[Stored items from a collection]
+++

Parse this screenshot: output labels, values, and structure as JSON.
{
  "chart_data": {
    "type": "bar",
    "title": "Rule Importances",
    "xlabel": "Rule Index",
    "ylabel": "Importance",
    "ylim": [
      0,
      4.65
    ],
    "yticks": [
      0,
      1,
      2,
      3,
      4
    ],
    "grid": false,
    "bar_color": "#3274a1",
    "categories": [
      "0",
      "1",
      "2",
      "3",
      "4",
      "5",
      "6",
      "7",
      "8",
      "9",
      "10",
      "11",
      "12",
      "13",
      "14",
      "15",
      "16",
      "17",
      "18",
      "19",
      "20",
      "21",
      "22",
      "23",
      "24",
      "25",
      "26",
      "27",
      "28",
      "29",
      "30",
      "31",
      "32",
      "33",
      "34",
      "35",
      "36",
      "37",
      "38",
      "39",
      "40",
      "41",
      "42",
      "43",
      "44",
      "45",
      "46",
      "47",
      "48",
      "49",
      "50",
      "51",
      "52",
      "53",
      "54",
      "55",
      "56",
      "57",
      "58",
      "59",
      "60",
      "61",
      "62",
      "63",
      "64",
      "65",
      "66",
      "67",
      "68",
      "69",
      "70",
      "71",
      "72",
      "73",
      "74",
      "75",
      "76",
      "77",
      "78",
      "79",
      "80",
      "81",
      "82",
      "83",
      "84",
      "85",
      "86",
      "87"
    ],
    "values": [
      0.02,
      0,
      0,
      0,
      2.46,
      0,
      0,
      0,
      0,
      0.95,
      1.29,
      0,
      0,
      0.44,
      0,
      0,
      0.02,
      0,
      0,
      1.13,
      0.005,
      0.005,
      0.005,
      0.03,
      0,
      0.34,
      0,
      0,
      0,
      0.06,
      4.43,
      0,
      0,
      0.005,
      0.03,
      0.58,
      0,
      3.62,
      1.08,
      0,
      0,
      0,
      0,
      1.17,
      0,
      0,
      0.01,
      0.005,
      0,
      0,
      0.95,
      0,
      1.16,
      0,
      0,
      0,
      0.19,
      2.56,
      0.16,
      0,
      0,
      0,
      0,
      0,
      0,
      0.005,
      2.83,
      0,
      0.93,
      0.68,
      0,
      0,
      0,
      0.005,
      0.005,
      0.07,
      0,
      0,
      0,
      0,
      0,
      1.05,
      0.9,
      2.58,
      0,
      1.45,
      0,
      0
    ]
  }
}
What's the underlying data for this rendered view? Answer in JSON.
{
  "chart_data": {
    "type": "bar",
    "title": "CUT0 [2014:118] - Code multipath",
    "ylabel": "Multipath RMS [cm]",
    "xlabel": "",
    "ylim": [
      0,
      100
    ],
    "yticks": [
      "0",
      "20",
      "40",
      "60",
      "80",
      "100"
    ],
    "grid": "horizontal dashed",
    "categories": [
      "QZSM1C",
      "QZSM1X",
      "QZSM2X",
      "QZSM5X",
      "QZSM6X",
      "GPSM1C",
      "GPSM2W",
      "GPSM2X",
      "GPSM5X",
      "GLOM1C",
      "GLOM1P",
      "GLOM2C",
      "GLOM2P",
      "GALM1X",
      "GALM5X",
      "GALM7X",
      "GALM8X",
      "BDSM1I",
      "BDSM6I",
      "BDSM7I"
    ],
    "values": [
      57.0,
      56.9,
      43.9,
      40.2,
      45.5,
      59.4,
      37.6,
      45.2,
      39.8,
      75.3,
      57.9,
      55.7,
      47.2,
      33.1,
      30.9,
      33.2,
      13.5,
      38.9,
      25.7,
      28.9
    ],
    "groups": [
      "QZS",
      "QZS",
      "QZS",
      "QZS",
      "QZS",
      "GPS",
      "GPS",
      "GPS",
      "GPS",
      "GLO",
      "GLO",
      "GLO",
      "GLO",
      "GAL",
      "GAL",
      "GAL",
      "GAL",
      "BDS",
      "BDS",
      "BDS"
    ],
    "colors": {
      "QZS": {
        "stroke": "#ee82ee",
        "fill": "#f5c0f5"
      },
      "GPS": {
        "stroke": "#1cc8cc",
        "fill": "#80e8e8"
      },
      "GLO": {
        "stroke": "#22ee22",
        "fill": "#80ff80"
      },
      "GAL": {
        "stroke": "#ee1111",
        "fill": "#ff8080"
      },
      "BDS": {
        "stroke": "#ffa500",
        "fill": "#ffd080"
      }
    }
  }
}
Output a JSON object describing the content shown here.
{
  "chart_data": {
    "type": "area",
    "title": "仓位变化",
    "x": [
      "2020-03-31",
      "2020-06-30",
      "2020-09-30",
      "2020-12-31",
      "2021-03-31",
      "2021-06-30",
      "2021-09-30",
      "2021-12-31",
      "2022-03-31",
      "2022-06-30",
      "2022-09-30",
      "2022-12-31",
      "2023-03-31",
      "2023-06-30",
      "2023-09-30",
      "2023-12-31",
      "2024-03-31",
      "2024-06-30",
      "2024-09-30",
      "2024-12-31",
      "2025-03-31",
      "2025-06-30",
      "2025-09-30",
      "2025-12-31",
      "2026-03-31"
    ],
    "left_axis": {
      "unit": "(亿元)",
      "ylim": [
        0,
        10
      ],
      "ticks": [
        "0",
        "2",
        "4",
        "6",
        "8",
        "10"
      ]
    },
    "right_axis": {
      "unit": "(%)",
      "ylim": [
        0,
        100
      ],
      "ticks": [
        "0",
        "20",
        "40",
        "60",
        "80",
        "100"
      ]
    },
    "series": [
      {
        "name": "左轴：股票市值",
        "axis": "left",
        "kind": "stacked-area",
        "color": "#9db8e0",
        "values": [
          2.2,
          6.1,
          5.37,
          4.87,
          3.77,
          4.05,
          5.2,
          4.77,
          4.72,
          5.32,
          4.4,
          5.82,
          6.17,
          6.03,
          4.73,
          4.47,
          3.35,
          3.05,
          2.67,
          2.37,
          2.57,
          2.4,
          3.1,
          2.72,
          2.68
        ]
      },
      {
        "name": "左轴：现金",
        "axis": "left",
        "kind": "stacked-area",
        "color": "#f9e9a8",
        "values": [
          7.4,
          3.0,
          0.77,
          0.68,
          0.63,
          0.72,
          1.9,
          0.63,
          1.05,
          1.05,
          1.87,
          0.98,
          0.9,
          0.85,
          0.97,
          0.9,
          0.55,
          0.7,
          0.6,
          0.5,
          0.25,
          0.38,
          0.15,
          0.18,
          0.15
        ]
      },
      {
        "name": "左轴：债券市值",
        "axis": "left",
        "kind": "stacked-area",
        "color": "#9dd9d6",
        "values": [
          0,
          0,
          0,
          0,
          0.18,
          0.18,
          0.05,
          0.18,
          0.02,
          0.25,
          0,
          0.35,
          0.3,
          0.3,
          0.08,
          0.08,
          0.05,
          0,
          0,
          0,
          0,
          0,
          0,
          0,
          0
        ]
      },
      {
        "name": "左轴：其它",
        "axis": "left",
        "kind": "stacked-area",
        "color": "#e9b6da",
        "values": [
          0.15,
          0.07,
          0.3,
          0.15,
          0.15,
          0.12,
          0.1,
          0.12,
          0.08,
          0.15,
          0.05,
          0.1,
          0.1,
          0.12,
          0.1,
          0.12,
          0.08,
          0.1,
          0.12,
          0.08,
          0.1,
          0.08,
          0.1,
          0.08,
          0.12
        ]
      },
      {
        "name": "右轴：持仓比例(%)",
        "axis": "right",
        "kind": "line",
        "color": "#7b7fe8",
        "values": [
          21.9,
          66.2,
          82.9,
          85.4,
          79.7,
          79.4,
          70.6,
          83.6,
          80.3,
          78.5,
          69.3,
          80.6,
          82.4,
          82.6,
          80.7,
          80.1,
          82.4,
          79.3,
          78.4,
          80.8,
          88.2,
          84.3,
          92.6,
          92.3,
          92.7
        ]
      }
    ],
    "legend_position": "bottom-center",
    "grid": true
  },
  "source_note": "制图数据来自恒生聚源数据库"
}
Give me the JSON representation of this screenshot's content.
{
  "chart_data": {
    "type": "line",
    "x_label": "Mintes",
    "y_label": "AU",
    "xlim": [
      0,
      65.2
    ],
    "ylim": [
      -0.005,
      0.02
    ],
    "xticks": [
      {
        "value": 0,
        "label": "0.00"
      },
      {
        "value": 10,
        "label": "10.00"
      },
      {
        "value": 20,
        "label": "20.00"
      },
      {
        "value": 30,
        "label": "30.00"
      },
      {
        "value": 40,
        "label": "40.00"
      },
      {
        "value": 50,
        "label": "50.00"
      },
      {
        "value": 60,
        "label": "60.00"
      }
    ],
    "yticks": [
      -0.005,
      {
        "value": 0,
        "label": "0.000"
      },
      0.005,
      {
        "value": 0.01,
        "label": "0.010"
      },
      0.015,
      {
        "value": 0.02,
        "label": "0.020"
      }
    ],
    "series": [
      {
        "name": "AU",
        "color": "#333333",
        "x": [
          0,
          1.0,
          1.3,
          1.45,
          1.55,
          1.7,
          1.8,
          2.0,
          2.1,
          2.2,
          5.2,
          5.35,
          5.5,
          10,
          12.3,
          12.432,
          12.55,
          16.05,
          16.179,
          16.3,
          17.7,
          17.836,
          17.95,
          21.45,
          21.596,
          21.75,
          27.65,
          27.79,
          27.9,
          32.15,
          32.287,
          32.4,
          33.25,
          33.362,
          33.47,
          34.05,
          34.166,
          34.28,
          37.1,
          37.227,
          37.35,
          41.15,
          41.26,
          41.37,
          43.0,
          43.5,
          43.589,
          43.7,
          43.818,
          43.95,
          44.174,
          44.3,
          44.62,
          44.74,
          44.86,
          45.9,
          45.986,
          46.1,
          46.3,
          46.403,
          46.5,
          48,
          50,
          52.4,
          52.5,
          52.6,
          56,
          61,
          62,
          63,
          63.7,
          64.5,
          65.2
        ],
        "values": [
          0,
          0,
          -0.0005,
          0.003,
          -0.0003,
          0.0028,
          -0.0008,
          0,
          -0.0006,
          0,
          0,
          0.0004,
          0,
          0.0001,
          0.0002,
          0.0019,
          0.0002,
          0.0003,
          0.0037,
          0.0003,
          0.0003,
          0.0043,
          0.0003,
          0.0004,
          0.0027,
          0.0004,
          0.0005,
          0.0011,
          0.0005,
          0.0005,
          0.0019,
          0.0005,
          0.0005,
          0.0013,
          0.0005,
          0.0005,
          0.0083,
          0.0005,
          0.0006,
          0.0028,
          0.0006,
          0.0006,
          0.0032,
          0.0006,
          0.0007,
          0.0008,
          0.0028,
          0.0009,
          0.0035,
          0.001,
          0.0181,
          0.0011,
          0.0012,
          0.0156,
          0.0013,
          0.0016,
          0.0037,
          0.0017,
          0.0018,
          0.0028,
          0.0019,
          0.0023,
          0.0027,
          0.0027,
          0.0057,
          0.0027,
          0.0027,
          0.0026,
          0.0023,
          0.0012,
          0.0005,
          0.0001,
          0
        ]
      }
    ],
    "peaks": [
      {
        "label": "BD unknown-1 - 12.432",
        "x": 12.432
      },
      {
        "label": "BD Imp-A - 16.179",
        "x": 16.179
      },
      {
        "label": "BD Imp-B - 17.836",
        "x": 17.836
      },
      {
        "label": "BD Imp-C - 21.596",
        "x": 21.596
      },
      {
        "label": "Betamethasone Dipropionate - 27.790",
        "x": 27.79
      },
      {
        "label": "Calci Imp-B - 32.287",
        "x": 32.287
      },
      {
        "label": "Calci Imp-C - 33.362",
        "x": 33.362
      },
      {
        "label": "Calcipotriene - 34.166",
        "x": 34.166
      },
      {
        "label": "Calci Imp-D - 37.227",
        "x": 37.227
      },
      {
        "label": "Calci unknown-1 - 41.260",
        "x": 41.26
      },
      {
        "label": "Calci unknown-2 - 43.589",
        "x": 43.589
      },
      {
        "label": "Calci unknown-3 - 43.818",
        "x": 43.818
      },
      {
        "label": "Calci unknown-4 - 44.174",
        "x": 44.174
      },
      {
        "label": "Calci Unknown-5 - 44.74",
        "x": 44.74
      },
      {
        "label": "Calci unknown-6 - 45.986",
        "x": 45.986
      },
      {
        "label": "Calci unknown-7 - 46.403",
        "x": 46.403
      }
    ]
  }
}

+++

**PROBLEM REQUIREMENTS**
Pick out all lines from the data above in which the word "JSON" appears.

**OUTPUT FOR THIS EXERCISE**
Parse this screenshot: output labels, values, and structure as JSON.
What's the underlying data for this rendered view? Answer in JSON.
Output a JSON object describing the content shown here.
Give me the JSON representation of this screenshot's content.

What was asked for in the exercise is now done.